-- AUFGABEN --
a) Nenne alle Personen, die der Ausstellungsbericht in den beiden Absätzen nach der Überschrift „Schicht über Schicht über Schicht“ namentlich erwähnt.
b) In welchem Jahr und in welcher Stadt wurde Peter Cvik laut dem Ausstellungsbericht geboren?
c) Setze den Ausstellungsbericht über die Galerie Sechzig nach seinem letzten Satz fort.

-- VORLIEGENDER TEXT --

=-=-=-=-=

Fouad Boussouf mit einer österreichischen Erstaufführung des Stückes „Fêu“ zu Gast beim „Bregenzer Frühling“ (Foto: Antoine Friboulet)
Karlheinz Pichler · 28. Jun 2018 · Ausstellung

Schicht über Schicht über Schicht - Suzana Brborović und Peter Cvik in der Feldircher Galerie Sechzig

Unter dem Titel "Multi-layered. Encounter in Leipzig" geben die Junggaleristen Leonie Hirn und Calvin Mechora in Zusammenarbeit mit dem Kunst Palais Liechtenstein derzeit in der Galerie Sechzig in Feldkirich einen repräsentativen Einblick in das aktuelle Schaffen von Suzana Brborović und Peter Cvik.

Brborović und Cvik stellen erstmals gemeinsam aus. Sie arbeiten inhaltlich und methodisch sehr unterschiedlich. Zentraler Ausgangspunkt bei der 1988 im slowenischen Kranj geborenen Brborović ist die Architektur, während die Werke des 1985 in Bratislava (Slowakei) geborenen Cvik von persönlichen Erinnerungen und der Auseinandersetzung mit dem Einfluss digitaler Medien auf die menschliche Wahrnehmung geprägt sind. Ein möglicher gemeinsamer Nenner könnte darin gesehen werden, dass die Werke beider von der Überlagerung vieler Schichten geprägt sind. Außerdem leben und arbeiten aktuell beide in Leipzig, daher auch der Untertitel der Ausstellung „Encounter in Leipzig“ (Begegnung in Leipzig).

=-=-=-=-=

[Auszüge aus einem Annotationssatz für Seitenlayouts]
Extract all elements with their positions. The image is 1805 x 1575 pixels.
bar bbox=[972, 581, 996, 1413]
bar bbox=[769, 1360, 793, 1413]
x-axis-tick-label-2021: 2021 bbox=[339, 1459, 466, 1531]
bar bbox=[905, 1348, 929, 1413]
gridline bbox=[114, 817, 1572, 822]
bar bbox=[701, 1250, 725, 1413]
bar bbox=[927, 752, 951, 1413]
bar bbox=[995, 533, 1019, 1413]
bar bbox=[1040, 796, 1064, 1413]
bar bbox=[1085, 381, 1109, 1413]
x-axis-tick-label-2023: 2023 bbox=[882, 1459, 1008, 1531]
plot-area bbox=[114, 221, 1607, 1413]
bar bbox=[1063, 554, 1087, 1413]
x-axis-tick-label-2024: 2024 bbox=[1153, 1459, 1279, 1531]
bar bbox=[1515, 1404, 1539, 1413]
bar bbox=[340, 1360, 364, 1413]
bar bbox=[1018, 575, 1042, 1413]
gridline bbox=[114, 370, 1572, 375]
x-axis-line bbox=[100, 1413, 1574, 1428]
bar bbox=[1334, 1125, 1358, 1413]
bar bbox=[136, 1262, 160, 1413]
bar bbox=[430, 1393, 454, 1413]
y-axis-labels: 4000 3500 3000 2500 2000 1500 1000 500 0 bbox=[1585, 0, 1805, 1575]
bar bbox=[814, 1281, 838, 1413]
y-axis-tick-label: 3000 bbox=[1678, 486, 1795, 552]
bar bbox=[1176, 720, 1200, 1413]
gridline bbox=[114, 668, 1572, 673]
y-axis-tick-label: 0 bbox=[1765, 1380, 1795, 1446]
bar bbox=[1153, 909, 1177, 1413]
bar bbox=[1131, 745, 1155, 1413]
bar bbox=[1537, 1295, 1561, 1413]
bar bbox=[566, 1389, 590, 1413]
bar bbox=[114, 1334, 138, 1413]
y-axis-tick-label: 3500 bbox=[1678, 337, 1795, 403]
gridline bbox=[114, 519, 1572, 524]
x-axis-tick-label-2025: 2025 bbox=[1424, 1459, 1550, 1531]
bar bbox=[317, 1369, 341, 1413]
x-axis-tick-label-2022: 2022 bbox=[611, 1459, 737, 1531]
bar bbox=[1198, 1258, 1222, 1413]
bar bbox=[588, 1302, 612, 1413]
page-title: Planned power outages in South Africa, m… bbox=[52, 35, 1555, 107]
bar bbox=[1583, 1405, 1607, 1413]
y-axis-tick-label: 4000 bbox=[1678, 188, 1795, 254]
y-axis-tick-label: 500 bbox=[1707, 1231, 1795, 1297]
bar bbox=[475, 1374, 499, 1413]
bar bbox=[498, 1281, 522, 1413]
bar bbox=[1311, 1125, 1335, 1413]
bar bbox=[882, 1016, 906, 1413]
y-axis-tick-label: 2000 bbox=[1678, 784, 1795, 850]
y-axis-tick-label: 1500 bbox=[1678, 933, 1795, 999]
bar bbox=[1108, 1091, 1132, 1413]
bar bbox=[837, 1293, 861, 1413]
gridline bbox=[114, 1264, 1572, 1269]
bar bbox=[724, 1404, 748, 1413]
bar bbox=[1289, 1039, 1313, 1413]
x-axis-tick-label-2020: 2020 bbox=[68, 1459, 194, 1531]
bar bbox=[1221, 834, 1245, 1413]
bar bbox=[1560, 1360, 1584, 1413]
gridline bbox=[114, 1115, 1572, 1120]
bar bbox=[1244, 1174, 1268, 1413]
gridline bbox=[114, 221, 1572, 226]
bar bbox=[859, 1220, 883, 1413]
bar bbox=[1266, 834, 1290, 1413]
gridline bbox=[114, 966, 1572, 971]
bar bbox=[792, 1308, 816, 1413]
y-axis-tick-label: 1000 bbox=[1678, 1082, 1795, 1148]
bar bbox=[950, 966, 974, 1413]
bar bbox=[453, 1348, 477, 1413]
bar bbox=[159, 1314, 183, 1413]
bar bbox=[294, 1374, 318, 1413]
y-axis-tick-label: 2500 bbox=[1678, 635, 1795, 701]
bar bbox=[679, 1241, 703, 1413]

=-=-=-=-=

-- ANTWORTEN JE AUFGABE --
a) Leonie Hirn, Calvin Mechora, Suzana Brborović, Peter Cvik

b) 1985 in Bratislava (Slowakei).

c)
Architektur als Metapher

Fotografie, Computer, Leinwand und Farbe sind die wichtigsten instrumentalen Ingredienzien im Vorgehen Brborovićs. In der Regel geht die Künstlerin von abstrakten Kompositionen und Liniengefügen aus, die sie auf dem Bildträger anlegt und mit wässrigen, fleckenartigen Farbzonen überlagert. Auf diese Grundtexturen projiziert und überträgt sie schichtweise fotografische Vorlagen von Gebäuden und sonstigen architektonischen Konstruktionen. Die Fotos hat sie entweder selbst gemacht oder aus dem Internet heruntergeladen. Bevor die Bilder auf die Leinwand übertragen werden, werden sie am Computer collagenartig miteinander verwoben.

Bei der Architektur, die Brborović auf diese Weise ins Bild holt, geht es nicht um die Untersuchung von Strukturen oder architektonischen Konstruktionsmöglichkeiten, sondern um die inhaltliche Aufladung und die ideellen Verflechtungen, die für bestimmte Bauten charakteristisch sind. So thematisiert sie etwa die Plattenbauten der ehemaligen DDR, Flaktürme aus der Nazi-Zeit oder leerstehend Fabriksgebäude, von denen es in Ostdeutschland unzählige gibt. An solchen Architekturen sind Ideologien, Visionen und Utopien ablesbar.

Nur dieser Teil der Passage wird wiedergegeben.